FRAGMENTO SELECCIONADO:
>>>

Querido Dios: No estoy seguro de que seas el corresponsal adecuado para recibir esta carta, ni tampoco de que la formula inicial que he escogido, en parte por falta de imaginación y en parte por pereza mental, Te resulte pasablemente respetuosa, pero me tranquiliza el precedente de la dedicatoria que empleó Jardiel Poncela en La tournée de Dios, estampando en el lugar apropiado aquello de “A Dios, que me es muy simpático”, ya que no recuerdo que, a pesar de que Te adjudicó un globo como medio de transporte y un guardapolvo y un bombín, como atuendo, recibiera de ti ningún castigo feroz de los que, según los cronistas del pueblo de Israel, Tu más afamado y antiguo forofo, prodigabas a diestro y siniestro en Tus mejores tiempos de protagonista de la Biblia.

Pero, a decir verdad, estimo más importante y problemático el primer asunto, el del acierto o desacierto de dirigirme a Ti, porque debes andar demasiado atareado en impedir que Tu creación se te escape de las manos y acabes viéndote reducido a la situación de un inexperto aprendiz de brujo, o te dejes llevar por la irritación y el desencanto ante nuestra conducta demente, con olvido de que somos Tu obra, y Te refugies en la tarea de pensar sobre Ti mismo que, simplificando sus palabras en aras de una mayor expresividad, Te atribuyó Jorge Guillermo Federico Hegel, el teutón del Absoluto, precursor de otros Absolutos considerablemente más peligrosos.

<<<

REQUISITOS DEL PROBLEMA:
¿Puedes devolver, copiado al pie de la letra, el tramo de la carta a Dios que comienza en "Pero, a decir" y termina en "considerablemente más peligrosos."?

DATOS PROPORCIONADOS:
>>>

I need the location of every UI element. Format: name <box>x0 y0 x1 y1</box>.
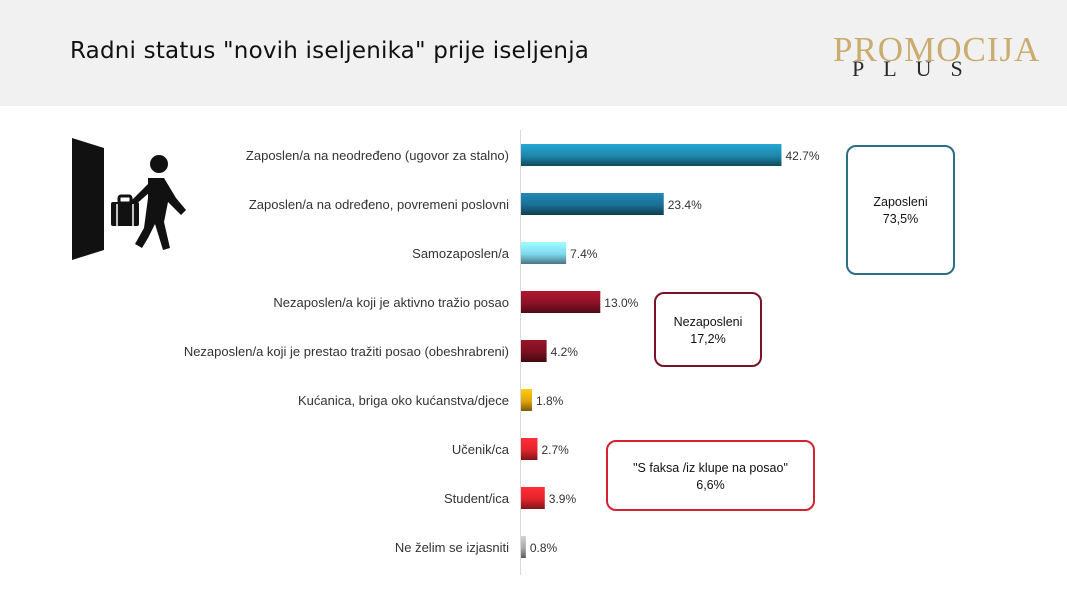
person-exit-icon <box>72 138 186 260</box>
value-label-9: 0.8% <box>530 541 558 555</box>
category-label-2: Zaposlen/a na određeno, povremeni poslov… <box>249 197 509 212</box>
unemployed-group-value: 17,2% <box>690 332 726 346</box>
bar-8 <box>521 487 545 509</box>
employed-group-title: Zaposleni <box>873 195 928 209</box>
category-label-7: Učenik/ca <box>452 442 510 457</box>
bar-5 <box>521 340 547 362</box>
employed-group-box <box>846 145 955 275</box>
bar-6 <box>521 389 532 411</box>
bar-3 <box>521 242 567 264</box>
category-label-5: Nezaposlen/a koji je prestao tražiti pos… <box>184 344 509 359</box>
students-group-title: "S faksa /iz klupe na posao" <box>633 461 788 475</box>
value-label-1: 42.7% <box>785 149 819 163</box>
logo-subtext: PLUS <box>852 56 982 81</box>
students-group-box: "S faksa /iz klupe na posao" 6,6% <box>606 440 815 511</box>
category-label-6: Kućanica, briga oko kućanstva/djece <box>298 393 509 408</box>
value-label-4: 13.0% <box>604 296 638 310</box>
employed-group-label: Zaposleni 73,5% <box>846 194 955 228</box>
bar-7 <box>521 438 538 460</box>
unemployed-group-box: Nezaposleni 17,2% <box>654 292 762 367</box>
value-label-3: 7.4% <box>570 247 598 261</box>
students-group-value: 6,6% <box>696 478 725 492</box>
value-label-6: 1.8% <box>536 394 564 408</box>
bar-4 <box>521 291 601 313</box>
unemployed-group-title: Nezaposleni <box>673 315 743 329</box>
page-title: Radni status "novih iseljenika" prije is… <box>70 38 590 64</box>
category-label-4: Nezaposlen/a koji je aktivno tražio posa… <box>273 295 509 310</box>
bar-2 <box>521 193 664 215</box>
logo-text: PROMOCIJA <box>833 30 1041 69</box>
bar-1 <box>521 144 782 166</box>
value-label-5: 4.2% <box>551 345 579 359</box>
value-label-2: 23.4% <box>668 198 702 212</box>
bar-9 <box>521 536 526 558</box>
value-label-7: 2.7% <box>541 443 569 457</box>
category-label-9: Ne želim se izjasniti <box>395 540 509 555</box>
category-label-8: Student/ica <box>444 491 510 506</box>
employed-group-value: 73,5% <box>882 212 919 226</box>
header-band: Radni status "novih iseljenika" prije is… <box>0 0 1067 106</box>
value-label-8: 3.9% <box>549 492 577 506</box>
category-label-3: Samozaposlen/a <box>412 246 510 261</box>
category-label-1: Zaposlen/a na neodređeno (ugovor za stal… <box>246 148 509 163</box>
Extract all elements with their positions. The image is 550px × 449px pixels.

<<<

RESPUESTA ESCRITA:
Pero, a decir verdad, estimo más importante y problemático el primer asunto, el del acierto o desacierto de dirigirme a Ti, porque debes andar demasiado atareado en impedir que Tu creación se te escape de las manos y acabes viéndote reducido a la situación de un inexperto aprendiz de brujo, o te dejes llevar por la irritación y el desencanto ante nuestra conducta demente, con olvido de que somos Tu obra, y Te refugies en la tarea de pensar sobre Ti mismo que, simplificando sus palabras en aras de una mayor expresividad, Te atribuyó Jorge Guillermo Federico Hegel, el teutón del Absoluto, precursor de otros Absolutos considerablemente más peligrosos.